:: WHAT IS ASKED ::
Gather every line that includes the word "para", please.

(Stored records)

>>>>>

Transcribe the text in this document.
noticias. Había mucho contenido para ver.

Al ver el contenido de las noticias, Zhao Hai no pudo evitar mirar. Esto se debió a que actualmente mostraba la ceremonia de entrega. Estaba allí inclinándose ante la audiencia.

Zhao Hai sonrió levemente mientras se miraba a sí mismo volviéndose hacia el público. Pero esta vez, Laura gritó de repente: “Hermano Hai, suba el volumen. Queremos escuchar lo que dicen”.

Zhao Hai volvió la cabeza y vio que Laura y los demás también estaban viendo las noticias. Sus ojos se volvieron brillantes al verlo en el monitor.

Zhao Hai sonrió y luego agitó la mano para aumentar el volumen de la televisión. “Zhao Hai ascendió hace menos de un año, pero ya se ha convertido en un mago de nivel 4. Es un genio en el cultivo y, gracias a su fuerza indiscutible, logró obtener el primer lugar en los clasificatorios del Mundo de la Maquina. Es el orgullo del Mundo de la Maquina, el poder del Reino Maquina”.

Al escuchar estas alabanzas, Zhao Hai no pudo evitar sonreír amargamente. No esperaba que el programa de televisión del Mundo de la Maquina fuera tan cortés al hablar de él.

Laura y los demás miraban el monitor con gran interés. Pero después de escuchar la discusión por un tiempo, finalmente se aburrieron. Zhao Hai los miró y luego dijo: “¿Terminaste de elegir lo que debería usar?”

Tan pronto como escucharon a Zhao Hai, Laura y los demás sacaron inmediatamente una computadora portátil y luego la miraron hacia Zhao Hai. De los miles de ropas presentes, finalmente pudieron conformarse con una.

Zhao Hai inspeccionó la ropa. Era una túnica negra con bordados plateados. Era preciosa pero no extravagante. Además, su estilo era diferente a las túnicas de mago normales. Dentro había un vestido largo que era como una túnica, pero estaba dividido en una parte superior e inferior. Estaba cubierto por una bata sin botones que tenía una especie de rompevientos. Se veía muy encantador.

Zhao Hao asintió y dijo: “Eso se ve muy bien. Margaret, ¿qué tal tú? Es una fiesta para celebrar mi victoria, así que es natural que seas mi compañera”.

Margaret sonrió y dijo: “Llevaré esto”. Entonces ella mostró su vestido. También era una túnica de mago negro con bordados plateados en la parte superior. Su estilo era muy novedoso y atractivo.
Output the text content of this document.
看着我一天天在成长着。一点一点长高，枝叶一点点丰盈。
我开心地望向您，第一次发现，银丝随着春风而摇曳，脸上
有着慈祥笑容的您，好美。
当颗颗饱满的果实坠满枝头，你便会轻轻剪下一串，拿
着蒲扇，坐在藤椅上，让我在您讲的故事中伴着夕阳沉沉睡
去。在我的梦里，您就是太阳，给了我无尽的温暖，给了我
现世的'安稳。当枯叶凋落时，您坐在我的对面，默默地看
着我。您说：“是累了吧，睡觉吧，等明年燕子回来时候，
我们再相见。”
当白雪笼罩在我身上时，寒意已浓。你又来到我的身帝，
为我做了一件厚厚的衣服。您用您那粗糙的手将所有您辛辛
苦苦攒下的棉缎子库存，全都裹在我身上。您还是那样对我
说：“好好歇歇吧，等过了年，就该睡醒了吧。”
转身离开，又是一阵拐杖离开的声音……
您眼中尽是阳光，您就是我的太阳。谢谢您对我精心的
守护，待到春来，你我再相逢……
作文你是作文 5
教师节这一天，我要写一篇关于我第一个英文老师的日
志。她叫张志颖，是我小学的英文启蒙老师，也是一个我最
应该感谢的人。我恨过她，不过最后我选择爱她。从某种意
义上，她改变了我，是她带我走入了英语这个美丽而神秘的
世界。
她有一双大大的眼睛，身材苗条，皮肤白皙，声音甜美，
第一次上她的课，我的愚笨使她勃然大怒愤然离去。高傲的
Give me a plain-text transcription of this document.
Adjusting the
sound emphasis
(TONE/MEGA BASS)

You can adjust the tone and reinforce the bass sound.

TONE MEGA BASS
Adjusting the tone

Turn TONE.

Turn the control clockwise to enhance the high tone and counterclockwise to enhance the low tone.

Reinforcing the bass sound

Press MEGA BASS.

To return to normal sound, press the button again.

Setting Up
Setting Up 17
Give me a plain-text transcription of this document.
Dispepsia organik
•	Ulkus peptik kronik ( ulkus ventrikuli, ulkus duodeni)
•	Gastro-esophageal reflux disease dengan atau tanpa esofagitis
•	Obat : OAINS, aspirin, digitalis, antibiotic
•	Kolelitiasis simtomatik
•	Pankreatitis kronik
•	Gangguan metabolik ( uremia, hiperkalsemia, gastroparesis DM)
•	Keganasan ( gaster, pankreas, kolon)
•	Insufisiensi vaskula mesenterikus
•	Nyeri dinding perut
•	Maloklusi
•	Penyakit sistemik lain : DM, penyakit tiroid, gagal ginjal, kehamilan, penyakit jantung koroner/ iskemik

<<<<<

:: EXPECTED ANSWER ::
noticias. Había mucho contenido para ver.
Zhao Hai sonrió y luego agitó la mano para aumentar el volumen de la televisión. “Zhao Hai ascendió hace menos de un año, pero ya se ha convertido en un mago de nivel 4. Es un genio en el cultivo y, gracias a su fuerza indiscutible, logró obtener el primer lugar en los clasificatorios del Mundo de la Maquina. Es el orgullo del Mundo de la Maquina, el poder del Reino Maquina”.
Zhao Hao asintió y dijo: “Eso se ve muy bien. Margaret, ¿qué tal tú? Es una fiesta para celebrar mi victoria, así que es natural que seas mi compañera”.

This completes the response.